* WHAT TO PRODUCE: Take the data below and repeat it exactly.

* EXTRACTED ENTRIES:
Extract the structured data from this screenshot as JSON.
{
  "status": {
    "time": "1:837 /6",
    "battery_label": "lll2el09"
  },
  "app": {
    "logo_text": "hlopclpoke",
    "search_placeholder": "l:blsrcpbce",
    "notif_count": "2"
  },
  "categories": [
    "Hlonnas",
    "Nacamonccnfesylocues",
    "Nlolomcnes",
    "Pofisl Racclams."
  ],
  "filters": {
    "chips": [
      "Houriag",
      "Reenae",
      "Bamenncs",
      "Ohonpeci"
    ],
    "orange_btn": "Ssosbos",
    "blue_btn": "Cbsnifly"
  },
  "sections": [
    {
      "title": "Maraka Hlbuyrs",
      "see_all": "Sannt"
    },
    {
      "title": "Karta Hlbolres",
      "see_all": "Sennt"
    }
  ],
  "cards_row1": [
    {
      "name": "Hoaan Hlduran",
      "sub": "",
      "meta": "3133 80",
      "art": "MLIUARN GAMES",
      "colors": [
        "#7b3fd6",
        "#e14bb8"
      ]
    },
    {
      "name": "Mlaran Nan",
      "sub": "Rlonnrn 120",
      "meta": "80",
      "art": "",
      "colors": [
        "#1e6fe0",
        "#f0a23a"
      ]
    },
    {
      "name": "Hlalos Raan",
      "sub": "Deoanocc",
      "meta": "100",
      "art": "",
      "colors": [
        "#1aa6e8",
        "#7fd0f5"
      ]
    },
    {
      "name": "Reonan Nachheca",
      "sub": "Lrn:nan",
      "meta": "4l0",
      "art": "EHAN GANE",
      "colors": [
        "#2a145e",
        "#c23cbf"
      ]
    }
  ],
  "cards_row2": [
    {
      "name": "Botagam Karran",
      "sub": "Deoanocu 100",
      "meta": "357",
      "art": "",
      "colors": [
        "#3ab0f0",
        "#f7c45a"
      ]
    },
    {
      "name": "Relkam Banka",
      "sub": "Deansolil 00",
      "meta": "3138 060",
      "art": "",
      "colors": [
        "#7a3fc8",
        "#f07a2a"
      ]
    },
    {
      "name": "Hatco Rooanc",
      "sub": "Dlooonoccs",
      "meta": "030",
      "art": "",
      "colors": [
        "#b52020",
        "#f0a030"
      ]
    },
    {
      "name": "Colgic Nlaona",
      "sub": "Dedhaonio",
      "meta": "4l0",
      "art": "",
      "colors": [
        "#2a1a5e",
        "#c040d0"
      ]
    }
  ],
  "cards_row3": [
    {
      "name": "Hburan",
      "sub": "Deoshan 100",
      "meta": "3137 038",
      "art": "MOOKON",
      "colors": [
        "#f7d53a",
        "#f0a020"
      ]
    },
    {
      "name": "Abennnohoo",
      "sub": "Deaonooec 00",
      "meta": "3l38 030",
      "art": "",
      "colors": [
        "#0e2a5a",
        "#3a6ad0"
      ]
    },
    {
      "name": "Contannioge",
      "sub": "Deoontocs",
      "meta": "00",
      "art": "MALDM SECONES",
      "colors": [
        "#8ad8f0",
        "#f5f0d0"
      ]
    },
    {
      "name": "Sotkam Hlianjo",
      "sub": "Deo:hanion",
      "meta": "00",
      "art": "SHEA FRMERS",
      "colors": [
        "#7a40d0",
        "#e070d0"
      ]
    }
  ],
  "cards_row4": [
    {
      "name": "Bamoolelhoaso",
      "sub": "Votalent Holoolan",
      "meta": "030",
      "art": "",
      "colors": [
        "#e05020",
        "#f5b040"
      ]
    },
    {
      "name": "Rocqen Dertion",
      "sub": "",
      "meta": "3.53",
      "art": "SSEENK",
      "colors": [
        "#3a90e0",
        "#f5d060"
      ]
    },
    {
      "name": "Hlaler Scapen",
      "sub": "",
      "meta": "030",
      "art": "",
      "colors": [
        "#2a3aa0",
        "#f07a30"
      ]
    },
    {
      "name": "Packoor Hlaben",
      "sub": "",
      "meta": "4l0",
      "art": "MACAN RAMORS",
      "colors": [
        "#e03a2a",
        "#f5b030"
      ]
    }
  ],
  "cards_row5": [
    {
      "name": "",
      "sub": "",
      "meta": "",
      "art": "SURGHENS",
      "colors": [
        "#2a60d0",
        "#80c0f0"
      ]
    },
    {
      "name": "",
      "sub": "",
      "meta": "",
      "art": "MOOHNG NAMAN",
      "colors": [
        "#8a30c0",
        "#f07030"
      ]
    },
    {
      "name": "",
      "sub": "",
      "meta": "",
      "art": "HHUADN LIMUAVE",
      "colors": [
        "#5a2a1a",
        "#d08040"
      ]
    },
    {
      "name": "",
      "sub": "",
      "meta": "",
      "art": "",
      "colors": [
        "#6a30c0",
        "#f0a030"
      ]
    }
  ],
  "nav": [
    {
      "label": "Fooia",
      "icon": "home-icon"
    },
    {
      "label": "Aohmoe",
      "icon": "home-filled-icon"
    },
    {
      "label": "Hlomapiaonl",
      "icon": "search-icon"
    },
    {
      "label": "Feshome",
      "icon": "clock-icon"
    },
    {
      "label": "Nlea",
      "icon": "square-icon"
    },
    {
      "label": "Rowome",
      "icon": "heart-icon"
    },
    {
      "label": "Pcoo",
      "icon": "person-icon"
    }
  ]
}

* COMPLETE RESPONSE:
Extract the structured data from this screenshot as JSON.
{
  "status": {
    "time": "1:837 /6",
    "battery_label": "lll2el09"
  },
  "app": {
    "logo_text": "hlopclpoke",
    "search_placeholder": "l:blsrcpbce",
    "notif_count": "2"
  },
  "categories": [
    "Hlonnas",
    "Nacamonccnfesylocues",
    "Nlolomcnes",
    "Pofisl Racclams."
  ],
  "filters": {
    "chips": [
      "Houriag",
      "Reenae",
      "Bamenncs",
      "Ohonpeci"
    ],
    "orange_btn": "Ssosbos",
    "blue_btn": "Cbsnifly"
  },
  "sections": [
    {
      "title": "Maraka Hlbuyrs",
      "see_all": "Sannt"
    },
    {
      "title": "Karta Hlbolres",
      "see_all": "Sennt"
    }
  ],
  "cards_row1": [
    {
      "name": "Hoaan Hlduran",
      "sub": "",
      "meta": "3133 80",
      "art": "MLIUARN GAMES",
      "colors": [
        "#7b3fd6",
        "#e14bb8"
      ]
    },
    {
      "name": "Mlaran Nan",
      "sub": "Rlonnrn 120",
      "meta": "80",
      "art": "",
      "colors": [
        "#1e6fe0",
        "#f0a23a"
      ]
    },
    {
      "name": "Hlalos Raan",
      "sub": "Deoanocc",
      "meta": "100",
      "art": "",
      "colors": [
        "#1aa6e8",
        "#7fd0f5"
      ]
    },
    {
      "name": "Reonan Nachheca",
      "sub": "Lrn:nan",
      "meta": "4l0",
      "art": "EHAN GANE",
      "colors": [
        "#2a145e",
        "#c23cbf"
      ]
    }
  ],
  "cards_row2": [
    {
      "name": "Botagam Karran",
      "sub": "Deoanocu 100",
      "meta": "357",
      "art": "",
      "colors": [
        "#3ab0f0",
        "#f7c45a"
      ]
    },
    {
      "name": "Relkam Banka",
      "sub": "Deansolil 00",
      "meta": "3138 060",
      "art": "",
      "colors": [
        "#7a3fc8",
        "#f07a2a"
      ]
    },
    {
      "name": "Hatco Rooanc",
      "sub": "Dlooonoccs",
      "meta": "030",
      "art": "",
      "colors": [
        "#b52020",
        "#f0a030"
      ]
    },
    {
      "name": "Colgic Nlaona",
      "sub": "Dedhaonio",
      "meta": "4l0",
      "art": "",
      "colors": [
        "#2a1a5e",
        "#c040d0"
      ]
    }
  ],
  "cards_row3": [
    {
      "name": "Hburan",
      "sub": "Deoshan 100",
      "meta": "3137 038",
      "art": "MOOKON",
      "colors": [
        "#f7d53a",
        "#f0a020"
      ]
    },
    {
      "name": "Abennnohoo",
      "sub": "Deaonooec 00",
      "meta": "3l38 030",
      "art": "",
      "colors": [
        "#0e2a5a",
        "#3a6ad0"
      ]
    },
    {
      "name": "Contannioge",
      "sub": "Deoontocs",
      "meta": "00",
      "art": "MALDM SECONES",
      "colors": [
        "#8ad8f0",
        "#f5f0d0"
      ]
    },
    {
      "name": "Sotkam Hlianjo",
      "sub": "Deo:hanion",
      "meta": "00",
      "art": "SHEA FRMERS",
      "colors": [
        "#7a40d0",
        "#e070d0"
      ]
    }
  ],
  "cards_row4": [
    {
      "name": "Bamoolelhoaso",
      "sub": "Votalent Holoolan",
      "meta": "030",
      "art": "",
      "colors": [
        "#e05020",
        "#f5b040"
      ]
    },
    {
      "name": "Rocqen Dertion",
      "sub": "",
      "meta": "3.53",
      "art": "SSEENK",
      "colors": [
        "#3a90e0",
        "#f5d060"
      ]
    },
    {
      "name": "Hlaler Scapen",
      "sub": "",
      "meta": "030",
      "art": "",
      "colors": [
        "#2a3aa0",
        "#f07a30"
      ]
    },
    {
      "name": "Packoor Hlaben",
      "sub": "",
      "meta": "4l0",
      "art": "MACAN RAMORS",
      "colors": [
        "#e03a2a",
        "#f5b030"
      ]
    }
  ],
  "cards_row5": [
    {
      "name": "",
      "sub": "",
      "meta": "",
      "art": "SURGHENS",
      "colors": [
        "#2a60d0",
        "#80c0f0"
      ]
    },
    {
      "name": "",
      "sub": "",
      "meta": "",
      "art": "MOOHNG NAMAN",
      "colors": [
        "#8a30c0",
        "#f07030"
      ]
    },
    {
      "name": "",
      "sub": "",
      "meta": "",
      "art": "HHUADN LIMUAVE",
      "colors": [
        "#5a2a1a",
        "#d08040"
      ]
    },
    {
      "name": "",
      "sub": "",
      "meta": "",
      "art": "",
      "colors": [
        "#6a30c0",
        "#f0a030"
      ]
    }
  ],
  "nav": [
    {
      "label": "Fooia",
      "icon": "home-icon"
    },
    {
      "label": "Aohmoe",
      "icon": "home-filled-icon"
    },
    {
      "label": "Hlomapiaonl",
      "icon": "search-icon"
    },
    {
      "label": "Feshome",
      "icon": "clock-icon"
    },
    {
      "label": "Nlea",
      "icon": "square-icon"
    },
    {
      "label": "Rowome",
      "icon": "heart-icon"
    },
    {
      "label": "Pcoo",
      "icon": "person-icon"
    }
  ]
}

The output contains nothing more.